____ ENTRIES SHOWN

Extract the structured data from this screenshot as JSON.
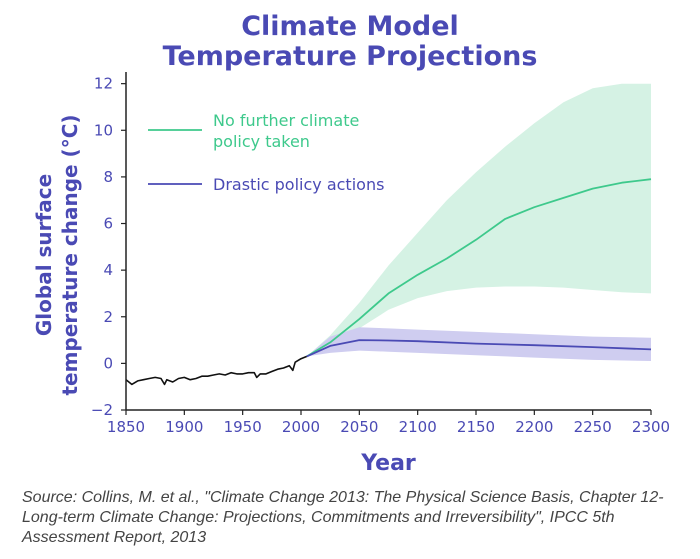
{
  "title_line1": "Climate Model",
  "title_line2": "Temperature Projections",
  "source_text": "Source: Collins, M. et al., \"Climate Change 2013: The Physical Science Basis, Chapter 12- Long-term Climate Change: Projections, Commitments and Irreversibility\", IPCC 5th Assessment Report, 2013",
  "colors": {
    "title": "#4a4ab4",
    "no_policy": "#3ec98c",
    "no_policy_band": "#d5f2e4",
    "drastic": "#4a4ab4",
    "drastic_band": "#cfcdf0",
    "historical": "#111111"
  },
  "chart_data": {
    "type": "line",
    "xlabel": "Year",
    "ylabel_line1": "Global surface",
    "ylabel_line2": "temperature change (°C)",
    "xlim": [
      1850,
      2300
    ],
    "ylim": [
      -2,
      12.5
    ],
    "x_ticks": [
      1850,
      1900,
      1950,
      2000,
      2050,
      2100,
      2150,
      2200,
      2250,
      2300
    ],
    "y_ticks": [
      -2,
      0,
      2,
      4,
      6,
      8,
      10,
      12
    ],
    "legend_position": "top-left",
    "historical": {
      "x": [
        1850,
        1855,
        1860,
        1865,
        1870,
        1875,
        1880,
        1883,
        1885,
        1890,
        1895,
        1900,
        1905,
        1910,
        1915,
        1920,
        1925,
        1930,
        1935,
        1940,
        1945,
        1950,
        1955,
        1960,
        1962,
        1965,
        1970,
        1975,
        1980,
        1985,
        1990,
        1993,
        1995,
        2000,
        2005
      ],
      "y": [
        -0.7,
        -0.9,
        -0.75,
        -0.7,
        -0.65,
        -0.6,
        -0.65,
        -0.9,
        -0.7,
        -0.8,
        -0.65,
        -0.6,
        -0.7,
        -0.65,
        -0.55,
        -0.55,
        -0.5,
        -0.45,
        -0.5,
        -0.4,
        -0.45,
        -0.45,
        -0.4,
        -0.4,
        -0.6,
        -0.45,
        -0.45,
        -0.35,
        -0.25,
        -0.2,
        -0.1,
        -0.3,
        0.05,
        0.2,
        0.3
      ]
    },
    "series": [
      {
        "name": "No further climate policy taken",
        "legend_lines": [
          "No further climate",
          "policy taken"
        ],
        "x": [
          2005,
          2025,
          2050,
          2075,
          2100,
          2125,
          2150,
          2175,
          2200,
          2225,
          2250,
          2275,
          2300
        ],
        "y": [
          0.3,
          0.9,
          1.9,
          3.0,
          3.8,
          4.5,
          5.3,
          6.2,
          6.7,
          7.1,
          7.5,
          7.75,
          7.9
        ],
        "band_upper": [
          0.3,
          1.2,
          2.6,
          4.2,
          5.6,
          7.0,
          8.2,
          9.3,
          10.3,
          11.2,
          11.8,
          12.0,
          12.0
        ],
        "band_lower": [
          0.3,
          0.7,
          1.5,
          2.3,
          2.8,
          3.1,
          3.25,
          3.3,
          3.3,
          3.25,
          3.15,
          3.05,
          3.0
        ]
      },
      {
        "name": "Drastic policy actions",
        "legend_lines": [
          "Drastic policy actions"
        ],
        "x": [
          2005,
          2025,
          2050,
          2075,
          2100,
          2150,
          2200,
          2250,
          2300
        ],
        "y": [
          0.3,
          0.75,
          1.0,
          0.98,
          0.95,
          0.85,
          0.78,
          0.7,
          0.6
        ],
        "band_upper": [
          0.3,
          1.15,
          1.55,
          1.5,
          1.45,
          1.35,
          1.25,
          1.15,
          1.1
        ],
        "band_lower": [
          0.3,
          0.45,
          0.55,
          0.5,
          0.45,
          0.35,
          0.25,
          0.15,
          0.1
        ]
      }
    ]
  }
}
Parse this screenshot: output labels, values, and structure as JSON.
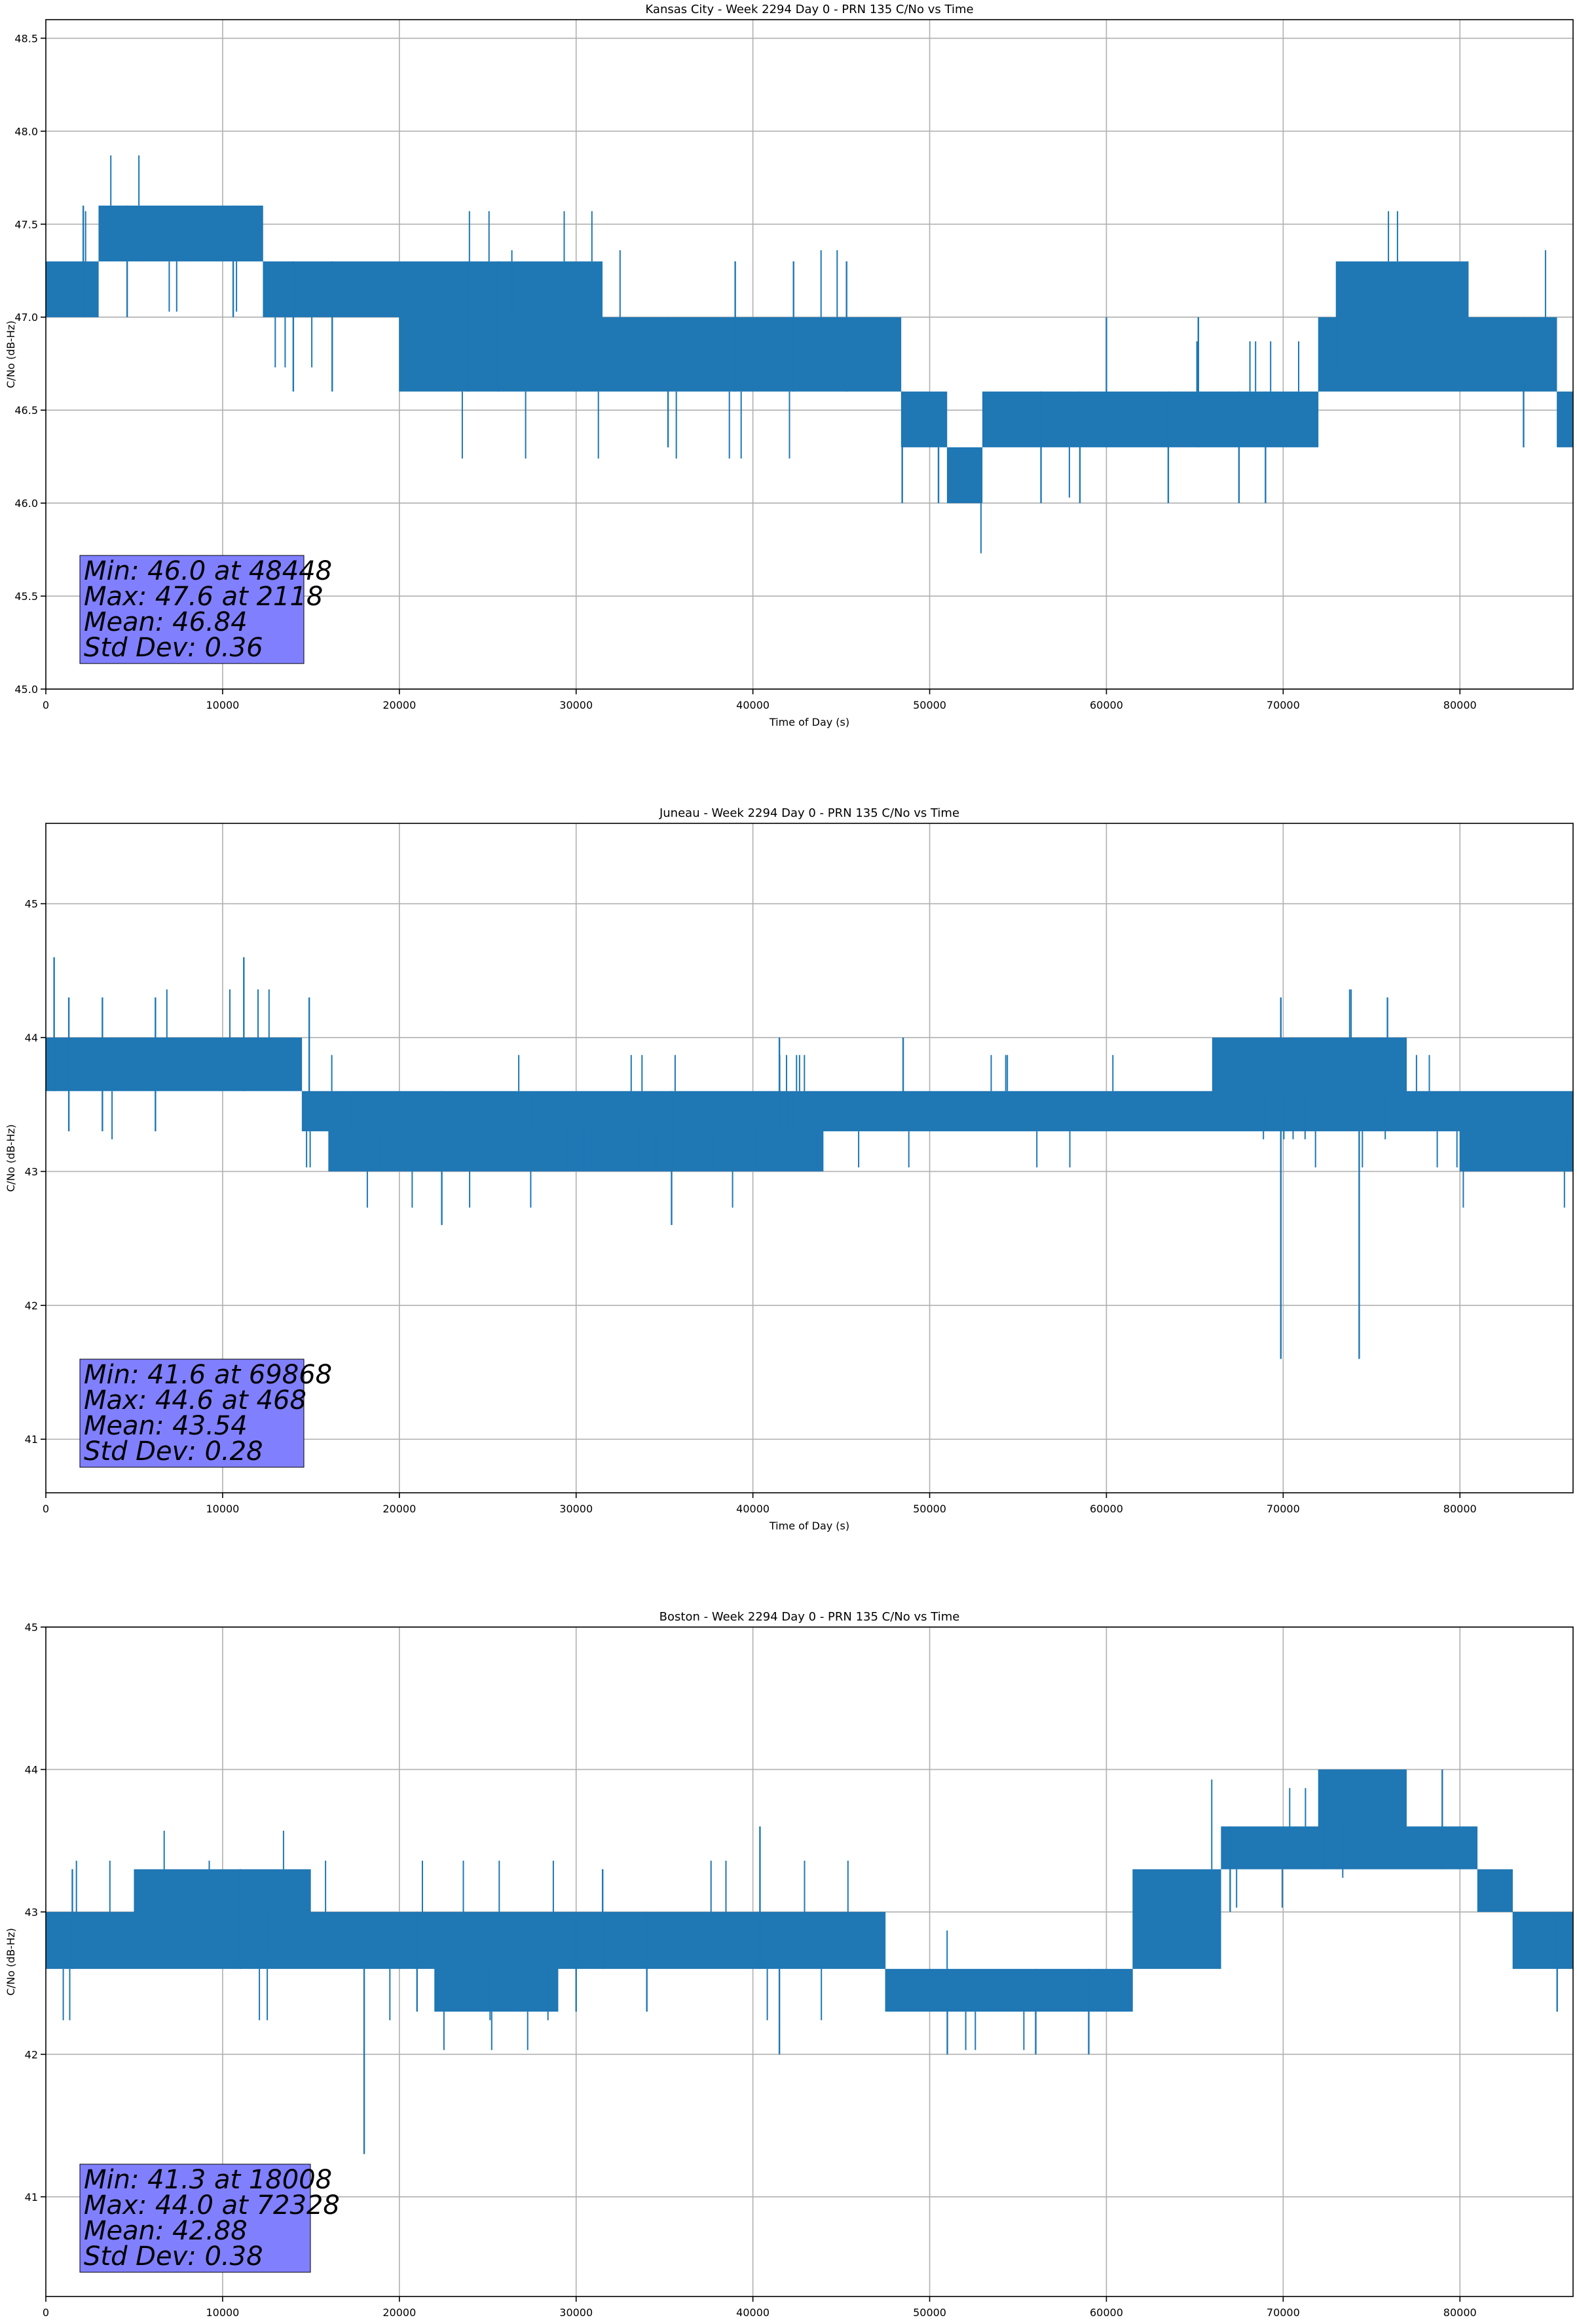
{
  "chart_data": [
    {
      "type": "line",
      "title": "Kansas City - Week 2294 Day 0 - PRN 135 C/No vs Time",
      "xlabel": "Time of Day (s)",
      "ylabel": "C/No (dB-Hz)",
      "xlim": [
        0,
        86400
      ],
      "ylim": [
        45.0,
        48.6
      ],
      "x_ticks": [
        0,
        10000,
        20000,
        30000,
        40000,
        50000,
        60000,
        70000,
        80000
      ],
      "y_ticks": [
        45.0,
        45.5,
        46.0,
        46.5,
        47.0,
        47.5,
        48.0,
        48.5
      ],
      "y_tick_labels": [
        "45.0",
        "45.5",
        "46.0",
        "46.5",
        "47.0",
        "47.5",
        "48.0",
        "48.5"
      ],
      "grid": true,
      "color": "#1f77b4",
      "series_segments": [
        {
          "x_start": 0,
          "x_end": 3000,
          "low": 47.0,
          "high": 47.3
        },
        {
          "x_start": 3000,
          "x_end": 12300,
          "low": 47.3,
          "high": 47.6
        },
        {
          "x_start": 12300,
          "x_end": 31500,
          "low": 47.0,
          "high": 47.3
        },
        {
          "x_start": 20000,
          "x_end": 31500,
          "low": 46.6,
          "high": 47.0
        },
        {
          "x_start": 31500,
          "x_end": 48400,
          "low": 46.6,
          "high": 47.0
        },
        {
          "x_start": 48400,
          "x_end": 51000,
          "low": 46.3,
          "high": 46.6
        },
        {
          "x_start": 51000,
          "x_end": 53000,
          "low": 46.0,
          "high": 46.3
        },
        {
          "x_start": 53000,
          "x_end": 72000,
          "low": 46.3,
          "high": 46.6
        },
        {
          "x_start": 72000,
          "x_end": 81000,
          "low": 46.6,
          "high": 47.0
        },
        {
          "x_start": 73000,
          "x_end": 80500,
          "low": 47.0,
          "high": 47.3
        },
        {
          "x_start": 81000,
          "x_end": 85500,
          "low": 46.6,
          "high": 47.0
        },
        {
          "x_start": 85500,
          "x_end": 86400,
          "low": 46.3,
          "high": 46.6
        }
      ],
      "spikes": [
        {
          "x": 2118,
          "low": 47.0,
          "high": 47.6
        },
        {
          "x": 4600,
          "low": 47.0,
          "high": 47.6
        },
        {
          "x": 10600,
          "low": 47.0,
          "high": 47.6
        },
        {
          "x": 14000,
          "low": 46.6,
          "high": 47.3
        },
        {
          "x": 16200,
          "low": 46.6,
          "high": 47.3
        },
        {
          "x": 23900,
          "low": 46.6,
          "high": 47.3
        },
        {
          "x": 25600,
          "low": 46.6,
          "high": 47.3
        },
        {
          "x": 35200,
          "low": 46.3,
          "high": 47.0
        },
        {
          "x": 39000,
          "low": 46.6,
          "high": 47.3
        },
        {
          "x": 42300,
          "low": 46.6,
          "high": 47.3
        },
        {
          "x": 45300,
          "low": 46.6,
          "high": 47.3
        },
        {
          "x": 48448,
          "low": 46.0,
          "high": 46.6
        },
        {
          "x": 50500,
          "low": 46.0,
          "high": 46.3
        },
        {
          "x": 56300,
          "low": 46.0,
          "high": 46.6
        },
        {
          "x": 58500,
          "low": 46.0,
          "high": 46.6
        },
        {
          "x": 60000,
          "low": 46.3,
          "high": 47.0
        },
        {
          "x": 63500,
          "low": 46.0,
          "high": 46.6
        },
        {
          "x": 65200,
          "low": 46.3,
          "high": 47.0
        },
        {
          "x": 67500,
          "low": 46.0,
          "high": 46.6
        },
        {
          "x": 69000,
          "low": 46.0,
          "high": 46.6
        },
        {
          "x": 83600,
          "low": 46.3,
          "high": 47.0
        }
      ],
      "stats": [
        "Min: 46.0 at 48448",
        "Max: 47.6 at 2118",
        "Mean: 46.84",
        "Std Dev: 0.36"
      ]
    },
    {
      "type": "line",
      "title": "Juneau - Week 2294 Day 0 - PRN 135 C/No vs Time",
      "xlabel": "Time of Day (s)",
      "ylabel": "C/No (dB-Hz)",
      "xlim": [
        0,
        86400
      ],
      "ylim": [
        40.6,
        45.6
      ],
      "x_ticks": [
        0,
        10000,
        20000,
        30000,
        40000,
        50000,
        60000,
        70000,
        80000
      ],
      "y_ticks": [
        41,
        42,
        43,
        44,
        45
      ],
      "y_tick_labels": [
        "41",
        "42",
        "43",
        "44",
        "45"
      ],
      "grid": true,
      "color": "#1f77b4",
      "series_segments": [
        {
          "x_start": 0,
          "x_end": 14500,
          "low": 43.6,
          "high": 44.0
        },
        {
          "x_start": 14500,
          "x_end": 86400,
          "low": 43.3,
          "high": 43.6
        },
        {
          "x_start": 16000,
          "x_end": 36000,
          "low": 43.0,
          "high": 43.3
        },
        {
          "x_start": 35500,
          "x_end": 44000,
          "low": 43.0,
          "high": 43.3
        },
        {
          "x_start": 66000,
          "x_end": 77000,
          "low": 43.6,
          "high": 44.0
        },
        {
          "x_start": 80000,
          "x_end": 86400,
          "low": 43.0,
          "high": 43.3
        }
      ],
      "spikes": [
        {
          "x": 468,
          "low": 43.6,
          "high": 44.6
        },
        {
          "x": 1300,
          "low": 43.3,
          "high": 44.3
        },
        {
          "x": 3200,
          "low": 43.3,
          "high": 44.3
        },
        {
          "x": 6200,
          "low": 43.3,
          "high": 44.3
        },
        {
          "x": 11200,
          "low": 43.6,
          "high": 44.6
        },
        {
          "x": 14900,
          "low": 43.3,
          "high": 44.3
        },
        {
          "x": 22400,
          "low": 42.6,
          "high": 43.6
        },
        {
          "x": 35400,
          "low": 42.6,
          "high": 43.6
        },
        {
          "x": 41500,
          "low": 43.3,
          "high": 44.0
        },
        {
          "x": 48500,
          "low": 43.3,
          "high": 44.0
        },
        {
          "x": 69868,
          "low": 41.6,
          "high": 44.3
        },
        {
          "x": 74300,
          "low": 41.6,
          "high": 43.6
        },
        {
          "x": 75900,
          "low": 43.6,
          "high": 44.3
        }
      ],
      "stats": [
        "Min: 41.6 at 69868",
        "Max: 44.6 at 468",
        "Mean: 43.54",
        "Std Dev: 0.28"
      ]
    },
    {
      "type": "line",
      "title": "Boston - Week 2294 Day 0 - PRN 135 C/No vs Time",
      "xlabel": "Time of Day (s)",
      "ylabel": "C/No (dB-Hz)",
      "xlim": [
        0,
        86400
      ],
      "ylim": [
        40.3,
        45.0
      ],
      "x_ticks": [
        0,
        10000,
        20000,
        30000,
        40000,
        50000,
        60000,
        70000,
        80000
      ],
      "y_ticks": [
        41,
        42,
        43,
        44,
        45
      ],
      "y_tick_labels": [
        "41",
        "42",
        "43",
        "44",
        "45"
      ],
      "grid": true,
      "color": "#1f77b4",
      "series_segments": [
        {
          "x_start": 0,
          "x_end": 47500,
          "low": 42.6,
          "high": 43.0
        },
        {
          "x_start": 5000,
          "x_end": 15000,
          "low": 43.0,
          "high": 43.3
        },
        {
          "x_start": 22000,
          "x_end": 29000,
          "low": 42.3,
          "high": 42.6
        },
        {
          "x_start": 47500,
          "x_end": 61500,
          "low": 42.3,
          "high": 42.6
        },
        {
          "x_start": 61500,
          "x_end": 66500,
          "low": 42.6,
          "high": 43.3
        },
        {
          "x_start": 66500,
          "x_end": 81000,
          "low": 43.3,
          "high": 43.6
        },
        {
          "x_start": 72000,
          "x_end": 77000,
          "low": 43.6,
          "high": 44.0
        },
        {
          "x_start": 81000,
          "x_end": 83000,
          "low": 43.0,
          "high": 43.3
        },
        {
          "x_start": 83000,
          "x_end": 86400,
          "low": 42.6,
          "high": 43.0
        }
      ],
      "spikes": [
        {
          "x": 1500,
          "low": 42.6,
          "high": 43.3
        },
        {
          "x": 11000,
          "low": 42.6,
          "high": 43.3
        },
        {
          "x": 18008,
          "low": 41.3,
          "high": 42.6
        },
        {
          "x": 21000,
          "low": 42.3,
          "high": 43.0
        },
        {
          "x": 30000,
          "low": 42.3,
          "high": 43.0
        },
        {
          "x": 31500,
          "low": 42.6,
          "high": 43.3
        },
        {
          "x": 34000,
          "low": 42.3,
          "high": 43.0
        },
        {
          "x": 40400,
          "low": 42.6,
          "high": 43.6
        },
        {
          "x": 41500,
          "low": 42.0,
          "high": 42.6
        },
        {
          "x": 51000,
          "low": 42.0,
          "high": 42.6
        },
        {
          "x": 56000,
          "low": 42.0,
          "high": 42.6
        },
        {
          "x": 59000,
          "low": 42.0,
          "high": 42.6
        },
        {
          "x": 67000,
          "low": 43.0,
          "high": 43.6
        },
        {
          "x": 72328,
          "low": 43.3,
          "high": 44.0
        },
        {
          "x": 79000,
          "low": 43.3,
          "high": 44.0
        },
        {
          "x": 85500,
          "low": 42.3,
          "high": 43.0
        }
      ],
      "stats": [
        "Min: 41.3 at 18008",
        "Max: 44.0 at 72328",
        "Mean: 42.88",
        "Std Dev: 0.38"
      ]
    }
  ]
}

________

Of the lines above, copy each that contains "name".

*SOLUTION FOR THIS TASK*.
        "name": "No further climate policy taken",
        "name": "Drastic policy actions",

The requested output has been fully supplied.